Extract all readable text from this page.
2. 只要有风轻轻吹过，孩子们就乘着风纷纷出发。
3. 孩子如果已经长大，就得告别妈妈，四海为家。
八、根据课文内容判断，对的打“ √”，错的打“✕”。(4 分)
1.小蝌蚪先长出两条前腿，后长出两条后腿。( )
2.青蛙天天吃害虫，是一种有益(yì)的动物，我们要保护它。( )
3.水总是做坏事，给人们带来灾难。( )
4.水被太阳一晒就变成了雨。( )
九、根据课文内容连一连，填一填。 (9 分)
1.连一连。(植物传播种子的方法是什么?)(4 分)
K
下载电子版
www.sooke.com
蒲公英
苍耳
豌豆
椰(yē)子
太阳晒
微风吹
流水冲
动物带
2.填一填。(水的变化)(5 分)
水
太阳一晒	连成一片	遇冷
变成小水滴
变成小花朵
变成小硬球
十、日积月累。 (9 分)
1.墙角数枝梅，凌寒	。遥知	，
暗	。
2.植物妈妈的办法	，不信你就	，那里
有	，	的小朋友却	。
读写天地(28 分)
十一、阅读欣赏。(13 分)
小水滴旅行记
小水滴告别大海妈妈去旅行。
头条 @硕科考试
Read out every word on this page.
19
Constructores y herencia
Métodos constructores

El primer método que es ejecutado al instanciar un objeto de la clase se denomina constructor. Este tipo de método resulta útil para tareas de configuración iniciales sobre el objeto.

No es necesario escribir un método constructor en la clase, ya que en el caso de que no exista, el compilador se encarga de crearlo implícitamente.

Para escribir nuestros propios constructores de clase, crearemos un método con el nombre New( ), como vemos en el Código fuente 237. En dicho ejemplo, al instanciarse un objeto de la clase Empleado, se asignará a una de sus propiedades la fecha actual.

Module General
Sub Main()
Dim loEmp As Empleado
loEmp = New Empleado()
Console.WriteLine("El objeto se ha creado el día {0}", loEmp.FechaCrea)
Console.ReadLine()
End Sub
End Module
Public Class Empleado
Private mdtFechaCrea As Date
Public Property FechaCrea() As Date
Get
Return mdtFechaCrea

------------

▶ PROBLEM
Reproduce the data, keeping every line exactly the same.

▶ EXERCISE RESPONSE
Extract all readable text from this page.
2. 只要有风轻轻吹过，孩子们就乘着风纷纷出发。
3. 孩子如果已经长大，就得告别妈妈，四海为家。
八、根据课文内容判断，对的打“ √”，错的打“✕”。(4 分)
1.小蝌蚪先长出两条前腿，后长出两条后腿。( )
2.青蛙天天吃害虫，是一种有益(yì)的动物，我们要保护它。( )
3.水总是做坏事，给人们带来灾难。( )
4.水被太阳一晒就变成了雨。( )
九、根据课文内容连一连，填一填。 (9 分)
1.连一连。(植物传播种子的方法是什么?)(4 分)
K
下载电子版
www.sooke.com
蒲公英
苍耳
豌豆
椰(yē)子
太阳晒
微风吹
流水冲
动物带
2.填一填。(水的变化)(5 分)
水
太阳一晒	连成一片	遇冷
变成小水滴
变成小花朵
变成小硬球
十、日积月累。 (9 分)
1.墙角数枝梅，凌寒	。遥知	，
暗	。
2.植物妈妈的办法	，不信你就	，那里
有	，	的小朋友却	。
读写天地(28 分)
十一、阅读欣赏。(13 分)
小水滴旅行记
小水滴告别大海妈妈去旅行。
头条 @硕科考试
Read out every word on this page.
19
Constructores y herencia
Métodos constructores

El primer método que es ejecutado al instanciar un objeto de la clase se denomina constructor. Este tipo de método resulta útil para tareas de configuración iniciales sobre el objeto.

No es necesario escribir un método constructor en la clase, ya que en el caso de que no exista, el compilador se encarga de crearlo implícitamente.

Para escribir nuestros propios constructores de clase, crearemos un método con el nombre New( ), como vemos en el Código fuente 237. En dicho ejemplo, al instanciarse un objeto de la clase Empleado, se asignará a una de sus propiedades la fecha actual.

Module General
Sub Main()
Dim loEmp As Empleado
loEmp = New Empleado()
Console.WriteLine("El objeto se ha creado el día {0}", loEmp.FechaCrea)
Console.ReadLine()
End Sub
End Module
Public Class Empleado
Private mdtFechaCrea As Date
Public Property FechaCrea() As Date
Get
Return mdtFechaCrea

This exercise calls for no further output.